## PROBLEM DETAILS
Below is a block of data; give all of it again word for word.

[Records excerpted from a collection]
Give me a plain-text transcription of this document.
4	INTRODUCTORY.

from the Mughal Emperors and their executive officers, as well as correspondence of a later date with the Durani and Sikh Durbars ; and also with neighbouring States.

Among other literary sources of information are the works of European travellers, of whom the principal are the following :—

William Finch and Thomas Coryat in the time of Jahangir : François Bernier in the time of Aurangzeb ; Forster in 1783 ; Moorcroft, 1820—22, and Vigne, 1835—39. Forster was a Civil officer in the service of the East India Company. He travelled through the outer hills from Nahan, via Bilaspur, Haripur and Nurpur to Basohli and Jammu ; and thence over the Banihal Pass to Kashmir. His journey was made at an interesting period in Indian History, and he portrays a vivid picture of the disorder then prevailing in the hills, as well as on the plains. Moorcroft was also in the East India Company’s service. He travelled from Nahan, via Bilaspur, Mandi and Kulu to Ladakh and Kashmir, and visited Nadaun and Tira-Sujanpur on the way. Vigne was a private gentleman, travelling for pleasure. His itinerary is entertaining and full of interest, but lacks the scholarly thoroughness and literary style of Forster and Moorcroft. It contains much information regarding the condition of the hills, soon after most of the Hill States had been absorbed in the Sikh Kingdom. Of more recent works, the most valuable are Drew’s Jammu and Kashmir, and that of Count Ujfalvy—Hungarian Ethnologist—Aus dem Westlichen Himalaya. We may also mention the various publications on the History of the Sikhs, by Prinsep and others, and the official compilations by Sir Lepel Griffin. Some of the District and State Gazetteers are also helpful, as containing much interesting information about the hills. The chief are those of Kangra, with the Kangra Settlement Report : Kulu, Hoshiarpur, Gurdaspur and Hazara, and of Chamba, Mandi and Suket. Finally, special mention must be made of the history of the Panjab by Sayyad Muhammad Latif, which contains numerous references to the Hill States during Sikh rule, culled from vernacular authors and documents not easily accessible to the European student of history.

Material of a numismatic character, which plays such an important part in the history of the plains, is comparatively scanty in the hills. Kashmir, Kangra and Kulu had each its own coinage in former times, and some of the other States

## RESPONSE TO THE EXERCISE
Give me a plain-text transcription of this document.
4	INTRODUCTORY.

from the Mughal Emperors and their executive officers, as well as correspondence of a later date with the Durani and Sikh Durbars ; and also with neighbouring States.

Among other literary sources of information are the works of European travellers, of whom the principal are the following :—

William Finch and Thomas Coryat in the time of Jahangir : François Bernier in the time of Aurangzeb ; Forster in 1783 ; Moorcroft, 1820—22, and Vigne, 1835—39. Forster was a Civil officer in the service of the East India Company. He travelled through the outer hills from Nahan, via Bilaspur, Haripur and Nurpur to Basohli and Jammu ; and thence over the Banihal Pass to Kashmir. His journey was made at an interesting period in Indian History, and he portrays a vivid picture of the disorder then prevailing in the hills, as well as on the plains. Moorcroft was also in the East India Company’s service. He travelled from Nahan, via Bilaspur, Mandi and Kulu to Ladakh and Kashmir, and visited Nadaun and Tira-Sujanpur on the way. Vigne was a private gentleman, travelling for pleasure. His itinerary is entertaining and full of interest, but lacks the scholarly thoroughness and literary style of Forster and Moorcroft. It contains much information regarding the condition of the hills, soon after most of the Hill States had been absorbed in the Sikh Kingdom. Of more recent works, the most valuable are Drew’s Jammu and Kashmir, and that of Count Ujfalvy—Hungarian Ethnologist—Aus dem Westlichen Himalaya. We may also mention the various publications on the History of the Sikhs, by Prinsep and others, and the official compilations by Sir Lepel Griffin. Some of the District and State Gazetteers are also helpful, as containing much interesting information about the hills. The chief are those of Kangra, with the Kangra Settlement Report : Kulu, Hoshiarpur, Gurdaspur and Hazara, and of Chamba, Mandi and Suket. Finally, special mention must be made of the history of the Panjab by Sayyad Muhammad Latif, which contains numerous references to the Hill States during Sikh rule, culled from vernacular authors and documents not easily accessible to the European student of history.

Material of a numismatic character, which plays such an important part in the history of the plains, is comparatively scanty in the hills. Kashmir, Kangra and Kulu had each its own coinage in former times, and some of the other States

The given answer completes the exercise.